## What you need to do
All of the data that follows should be retyped exactly, please, except the pictures.

>>>>

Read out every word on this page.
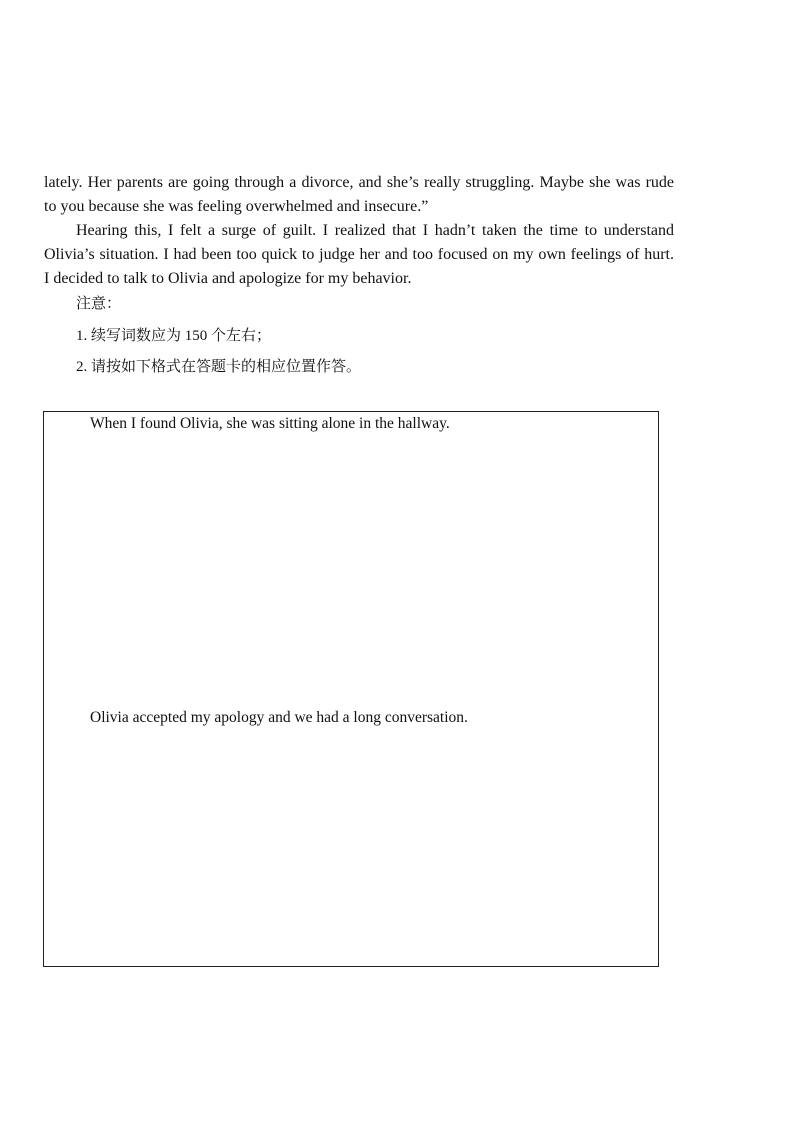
lately. Her parents are going through a divorce, and she’s really struggling. Maybe she was rude
to you because she was feeling overwhelmed and insecure.”
Hearing this, I felt a surge of guilt. I realized that I hadn’t taken the time to understand
Olivia’s situation. I had been too quick to judge her and too focused on my own feelings of hurt.
I decided to talk to Olivia and apologize for my behavior.
注意：
1. 续写词数应为 150 个左右；
2. 请按如下格式在答题卡的相应位置作答。
When I found Olivia, she was sitting alone in the hallway.
Olivia accepted my apology and we had a long conversation.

<<<<

## Full answer
Read out every word on this page.
lately. Her parents are going through a divorce, and she’s really struggling. Maybe she was rude
to you because she was feeling overwhelmed and insecure.”
Hearing this, I felt a surge of guilt. I realized that I hadn’t taken the time to understand
Olivia’s situation. I had been too quick to judge her and too focused on my own feelings of hurt.
I decided to talk to Olivia and apologize for my behavior.
注意：
1. 续写词数应为 150 个左右；
2. 请按如下格式在答题卡的相应位置作答。
When I found Olivia, she was sitting alone in the hallway.
Olivia accepted my apology and we had a long conversation.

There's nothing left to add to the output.